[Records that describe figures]
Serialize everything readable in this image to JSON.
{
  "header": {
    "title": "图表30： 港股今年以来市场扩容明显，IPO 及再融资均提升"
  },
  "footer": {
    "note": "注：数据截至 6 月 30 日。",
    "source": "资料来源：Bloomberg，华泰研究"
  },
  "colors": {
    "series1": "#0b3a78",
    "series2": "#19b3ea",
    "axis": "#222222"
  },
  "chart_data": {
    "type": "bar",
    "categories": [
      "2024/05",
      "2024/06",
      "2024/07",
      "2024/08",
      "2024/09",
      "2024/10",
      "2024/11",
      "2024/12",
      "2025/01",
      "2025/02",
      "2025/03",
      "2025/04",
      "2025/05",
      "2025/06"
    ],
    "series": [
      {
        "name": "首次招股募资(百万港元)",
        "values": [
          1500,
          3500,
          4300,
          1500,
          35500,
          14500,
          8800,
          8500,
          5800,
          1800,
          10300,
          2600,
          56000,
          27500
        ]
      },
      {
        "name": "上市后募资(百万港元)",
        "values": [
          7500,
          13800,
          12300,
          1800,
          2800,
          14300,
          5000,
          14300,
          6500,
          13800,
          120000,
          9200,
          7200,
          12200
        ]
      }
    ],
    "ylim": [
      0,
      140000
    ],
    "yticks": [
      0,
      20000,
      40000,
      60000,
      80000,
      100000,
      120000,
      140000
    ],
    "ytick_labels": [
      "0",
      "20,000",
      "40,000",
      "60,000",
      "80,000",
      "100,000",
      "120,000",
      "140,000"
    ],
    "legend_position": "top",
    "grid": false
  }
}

- [Aim of the exercise]: Above are the records; retype every one exactly.

- [Task output]:
Serialize everything readable in this image to JSON.
{
  "header": {
    "title": "图表30： 港股今年以来市场扩容明显，IPO 及再融资均提升"
  },
  "footer": {
    "note": "注：数据截至 6 月 30 日。",
    "source": "资料来源：Bloomberg，华泰研究"
  },
  "colors": {
    "series1": "#0b3a78",
    "series2": "#19b3ea",
    "axis": "#222222"
  },
  "chart_data": {
    "type": "bar",
    "categories": [
      "2024/05",
      "2024/06",
      "2024/07",
      "2024/08",
      "2024/09",
      "2024/10",
      "2024/11",
      "2024/12",
      "2025/01",
      "2025/02",
      "2025/03",
      "2025/04",
      "2025/05",
      "2025/06"
    ],
    "series": [
      {
        "name": "首次招股募资(百万港元)",
        "values": [
          1500,
          3500,
          4300,
          1500,
          35500,
          14500,
          8800,
          8500,
          5800,
          1800,
          10300,
          2600,
          56000,
          27500
        ]
      },
      {
        "name": "上市后募资(百万港元)",
        "values": [
          7500,
          13800,
          12300,
          1800,
          2800,
          14300,
          5000,
          14300,
          6500,
          13800,
          120000,
          9200,
          7200,
          12200
        ]
      }
    ],
    "ylim": [
      0,
      140000
    ],
    "yticks": [
      0,
      20000,
      40000,
      60000,
      80000,
      100000,
      120000,
      140000
    ],
    "ytick_labels": [
      "0",
      "20,000",
      "40,000",
      "60,000",
      "80,000",
      "100,000",
      "120,000",
      "140,000"
    ],
    "legend_position": "top",
    "grid": false
  }
}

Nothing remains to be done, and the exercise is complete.